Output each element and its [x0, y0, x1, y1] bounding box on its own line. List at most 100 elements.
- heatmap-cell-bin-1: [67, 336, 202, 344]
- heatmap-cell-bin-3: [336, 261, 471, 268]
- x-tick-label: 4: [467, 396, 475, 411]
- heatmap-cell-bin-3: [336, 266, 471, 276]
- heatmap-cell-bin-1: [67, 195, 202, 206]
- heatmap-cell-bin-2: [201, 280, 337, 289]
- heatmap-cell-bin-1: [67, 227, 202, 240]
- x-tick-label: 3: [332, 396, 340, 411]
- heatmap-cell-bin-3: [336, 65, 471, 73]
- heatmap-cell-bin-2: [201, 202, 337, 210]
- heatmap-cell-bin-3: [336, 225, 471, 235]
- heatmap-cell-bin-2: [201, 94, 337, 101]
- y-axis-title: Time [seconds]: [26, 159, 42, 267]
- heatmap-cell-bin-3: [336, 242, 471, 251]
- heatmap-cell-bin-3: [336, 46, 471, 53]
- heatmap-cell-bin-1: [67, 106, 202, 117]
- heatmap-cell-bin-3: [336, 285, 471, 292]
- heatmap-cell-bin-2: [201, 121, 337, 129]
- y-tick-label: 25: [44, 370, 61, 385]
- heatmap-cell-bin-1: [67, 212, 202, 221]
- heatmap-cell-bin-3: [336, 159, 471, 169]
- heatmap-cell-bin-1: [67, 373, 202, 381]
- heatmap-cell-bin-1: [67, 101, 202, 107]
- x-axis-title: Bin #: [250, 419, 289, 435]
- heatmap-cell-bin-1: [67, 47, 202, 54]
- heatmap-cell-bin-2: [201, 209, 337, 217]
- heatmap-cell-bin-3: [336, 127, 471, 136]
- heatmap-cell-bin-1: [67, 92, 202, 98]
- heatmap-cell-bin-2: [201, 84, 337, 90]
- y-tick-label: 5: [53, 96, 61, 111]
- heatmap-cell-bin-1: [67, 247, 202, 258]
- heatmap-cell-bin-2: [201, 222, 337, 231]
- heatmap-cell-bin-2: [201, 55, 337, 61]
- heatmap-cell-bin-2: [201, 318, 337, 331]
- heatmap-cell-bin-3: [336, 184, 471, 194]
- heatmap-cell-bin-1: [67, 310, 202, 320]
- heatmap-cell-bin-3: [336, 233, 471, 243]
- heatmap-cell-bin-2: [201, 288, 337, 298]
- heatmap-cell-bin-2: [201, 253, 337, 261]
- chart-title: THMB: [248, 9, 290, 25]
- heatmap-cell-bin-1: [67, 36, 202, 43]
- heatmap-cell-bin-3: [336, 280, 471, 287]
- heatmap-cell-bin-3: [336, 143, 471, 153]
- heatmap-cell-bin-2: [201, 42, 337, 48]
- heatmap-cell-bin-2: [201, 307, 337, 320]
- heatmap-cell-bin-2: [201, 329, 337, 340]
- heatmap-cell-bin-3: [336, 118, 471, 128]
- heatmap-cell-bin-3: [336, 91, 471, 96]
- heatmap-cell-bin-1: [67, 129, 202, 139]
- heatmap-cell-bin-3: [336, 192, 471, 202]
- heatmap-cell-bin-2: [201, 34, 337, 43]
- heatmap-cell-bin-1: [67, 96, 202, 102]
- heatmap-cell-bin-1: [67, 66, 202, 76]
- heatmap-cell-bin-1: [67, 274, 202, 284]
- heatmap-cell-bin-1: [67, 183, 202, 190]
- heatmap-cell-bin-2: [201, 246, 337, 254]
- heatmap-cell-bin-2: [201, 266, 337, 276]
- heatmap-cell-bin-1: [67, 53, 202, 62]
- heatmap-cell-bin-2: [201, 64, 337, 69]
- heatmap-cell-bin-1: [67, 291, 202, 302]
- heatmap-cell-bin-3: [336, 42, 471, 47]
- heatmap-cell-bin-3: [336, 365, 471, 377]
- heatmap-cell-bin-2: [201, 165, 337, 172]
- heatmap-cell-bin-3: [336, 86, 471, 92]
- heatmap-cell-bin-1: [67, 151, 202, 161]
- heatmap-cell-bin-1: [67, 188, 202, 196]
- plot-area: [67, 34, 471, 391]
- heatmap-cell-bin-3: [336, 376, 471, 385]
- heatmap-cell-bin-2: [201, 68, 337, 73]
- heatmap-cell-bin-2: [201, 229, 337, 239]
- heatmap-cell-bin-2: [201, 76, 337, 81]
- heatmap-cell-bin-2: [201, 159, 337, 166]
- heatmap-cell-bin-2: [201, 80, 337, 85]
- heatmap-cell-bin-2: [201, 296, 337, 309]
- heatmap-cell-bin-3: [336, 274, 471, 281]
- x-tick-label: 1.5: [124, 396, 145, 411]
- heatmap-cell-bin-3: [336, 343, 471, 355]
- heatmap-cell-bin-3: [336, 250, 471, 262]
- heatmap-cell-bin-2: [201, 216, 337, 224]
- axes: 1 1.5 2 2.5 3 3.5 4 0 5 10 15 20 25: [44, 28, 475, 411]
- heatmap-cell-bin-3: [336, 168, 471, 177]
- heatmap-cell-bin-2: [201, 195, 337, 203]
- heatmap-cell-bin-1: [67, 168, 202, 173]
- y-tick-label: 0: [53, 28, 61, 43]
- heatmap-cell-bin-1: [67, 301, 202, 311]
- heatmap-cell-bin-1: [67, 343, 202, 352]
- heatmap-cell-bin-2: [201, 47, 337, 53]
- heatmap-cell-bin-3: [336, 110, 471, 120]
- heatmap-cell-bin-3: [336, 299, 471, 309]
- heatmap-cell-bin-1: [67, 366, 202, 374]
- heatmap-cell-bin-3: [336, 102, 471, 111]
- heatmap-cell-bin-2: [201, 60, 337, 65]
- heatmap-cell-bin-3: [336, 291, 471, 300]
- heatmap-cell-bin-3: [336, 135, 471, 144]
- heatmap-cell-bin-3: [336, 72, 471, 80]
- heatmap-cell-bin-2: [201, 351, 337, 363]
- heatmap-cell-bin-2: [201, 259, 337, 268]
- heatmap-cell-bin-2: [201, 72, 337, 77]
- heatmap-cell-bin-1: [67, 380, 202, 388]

*WRITTEN EXERCISE*. Write out all the lines of the material again, swapping every "x-tick-label" for "x-axis-tick" and leaving everything else as it is.

*CORRECT OUTPUT*.
Output each element and its [x0, y0, x1, y1] bounding box on its own line. List at most 100 elements.
- heatmap-cell-bin-1: [67, 336, 202, 344]
- heatmap-cell-bin-3: [336, 261, 471, 268]
- x-axis-tick: 4: [467, 396, 475, 411]
- heatmap-cell-bin-3: [336, 266, 471, 276]
- heatmap-cell-bin-1: [67, 195, 202, 206]
- heatmap-cell-bin-2: [201, 280, 337, 289]
- heatmap-cell-bin-1: [67, 227, 202, 240]
- x-axis-tick: 3: [332, 396, 340, 411]
- heatmap-cell-bin-3: [336, 65, 471, 73]
- heatmap-cell-bin-2: [201, 202, 337, 210]
- heatmap-cell-bin-3: [336, 225, 471, 235]
- heatmap-cell-bin-2: [201, 94, 337, 101]
- y-axis-title: Time [seconds]: [26, 159, 42, 267]
- heatmap-cell-bin-3: [336, 242, 471, 251]
- heatmap-cell-bin-3: [336, 46, 471, 53]
- heatmap-cell-bin-1: [67, 106, 202, 117]
- heatmap-cell-bin-3: [336, 285, 471, 292]
- heatmap-cell-bin-2: [201, 121, 337, 129]
- y-tick-label: 25: [44, 370, 61, 385]
- heatmap-cell-bin-1: [67, 212, 202, 221]
- heatmap-cell-bin-3: [336, 159, 471, 169]
- heatmap-cell-bin-1: [67, 373, 202, 381]
- heatmap-cell-bin-1: [67, 101, 202, 107]
- x-axis-title: Bin #: [250, 419, 289, 435]
- heatmap-cell-bin-1: [67, 47, 202, 54]
- heatmap-cell-bin-2: [201, 209, 337, 217]
- heatmap-cell-bin-3: [336, 127, 471, 136]
- heatmap-cell-bin-1: [67, 92, 202, 98]
- heatmap-cell-bin-2: [201, 84, 337, 90]
- y-tick-label: 5: [53, 96, 61, 111]
- heatmap-cell-bin-1: [67, 247, 202, 258]
- heatmap-cell-bin-2: [201, 222, 337, 231]
- heatmap-cell-bin-2: [201, 55, 337, 61]
- heatmap-cell-bin-2: [201, 318, 337, 331]
- heatmap-cell-bin-3: [336, 184, 471, 194]
- heatmap-cell-bin-1: [67, 310, 202, 320]
- heatmap-cell-bin-3: [336, 233, 471, 243]
- heatmap-cell-bin-2: [201, 288, 337, 298]
- heatmap-cell-bin-2: [201, 253, 337, 261]
- chart-title: THMB: [248, 9, 290, 25]
- heatmap-cell-bin-1: [67, 36, 202, 43]
- heatmap-cell-bin-3: [336, 280, 471, 287]
- heatmap-cell-bin-3: [336, 143, 471, 153]
- heatmap-cell-bin-2: [201, 42, 337, 48]
- heatmap-cell-bin-2: [201, 307, 337, 320]
- heatmap-cell-bin-2: [201, 329, 337, 340]
- heatmap-cell-bin-3: [336, 118, 471, 128]
- heatmap-cell-bin-3: [336, 91, 471, 96]
- heatmap-cell-bin-1: [67, 129, 202, 139]
- heatmap-cell-bin-3: [336, 192, 471, 202]
- heatmap-cell-bin-2: [201, 34, 337, 43]
- heatmap-cell-bin-1: [67, 96, 202, 102]
- heatmap-cell-bin-1: [67, 66, 202, 76]
- heatmap-cell-bin-1: [67, 274, 202, 284]
- heatmap-cell-bin-1: [67, 183, 202, 190]
- heatmap-cell-bin-2: [201, 246, 337, 254]
- heatmap-cell-bin-2: [201, 266, 337, 276]
- heatmap-cell-bin-1: [67, 53, 202, 62]
- heatmap-cell-bin-2: [201, 64, 337, 69]
- heatmap-cell-bin-1: [67, 291, 202, 302]
- heatmap-cell-bin-3: [336, 42, 471, 47]
- heatmap-cell-bin-3: [336, 365, 471, 377]
- heatmap-cell-bin-2: [201, 165, 337, 172]
- heatmap-cell-bin-3: [336, 86, 471, 92]
- heatmap-cell-bin-1: [67, 151, 202, 161]
- heatmap-cell-bin-1: [67, 188, 202, 196]
- plot-area: [67, 34, 471, 391]
- heatmap-cell-bin-3: [336, 376, 471, 385]
- heatmap-cell-bin-2: [201, 68, 337, 73]
- heatmap-cell-bin-2: [201, 229, 337, 239]
- heatmap-cell-bin-2: [201, 76, 337, 81]
- heatmap-cell-bin-2: [201, 159, 337, 166]
- heatmap-cell-bin-2: [201, 80, 337, 85]
- heatmap-cell-bin-2: [201, 296, 337, 309]
- heatmap-cell-bin-3: [336, 274, 471, 281]
- x-axis-tick: 1.5: [124, 396, 145, 411]
- heatmap-cell-bin-3: [336, 343, 471, 355]
- heatmap-cell-bin-3: [336, 250, 471, 262]
- heatmap-cell-bin-2: [201, 216, 337, 224]
- axes: 1 1.5 2 2.5 3 3.5 4 0 5 10 15 20 25: [44, 28, 475, 411]
- heatmap-cell-bin-3: [336, 168, 471, 177]
- heatmap-cell-bin-2: [201, 195, 337, 203]
- heatmap-cell-bin-1: [67, 168, 202, 173]
- y-tick-label: 0: [53, 28, 61, 43]
- heatmap-cell-bin-1: [67, 301, 202, 311]
- heatmap-cell-bin-1: [67, 343, 202, 352]
- heatmap-cell-bin-2: [201, 47, 337, 53]
- heatmap-cell-bin-3: [336, 110, 471, 120]
- heatmap-cell-bin-3: [336, 299, 471, 309]
- heatmap-cell-bin-1: [67, 366, 202, 374]
- heatmap-cell-bin-3: [336, 102, 471, 111]
- heatmap-cell-bin-2: [201, 60, 337, 65]
- heatmap-cell-bin-3: [336, 291, 471, 300]
- heatmap-cell-bin-3: [336, 135, 471, 144]
- heatmap-cell-bin-3: [336, 72, 471, 80]
- heatmap-cell-bin-2: [201, 351, 337, 363]
- heatmap-cell-bin-2: [201, 259, 337, 268]
- heatmap-cell-bin-2: [201, 72, 337, 77]
- heatmap-cell-bin-1: [67, 380, 202, 388]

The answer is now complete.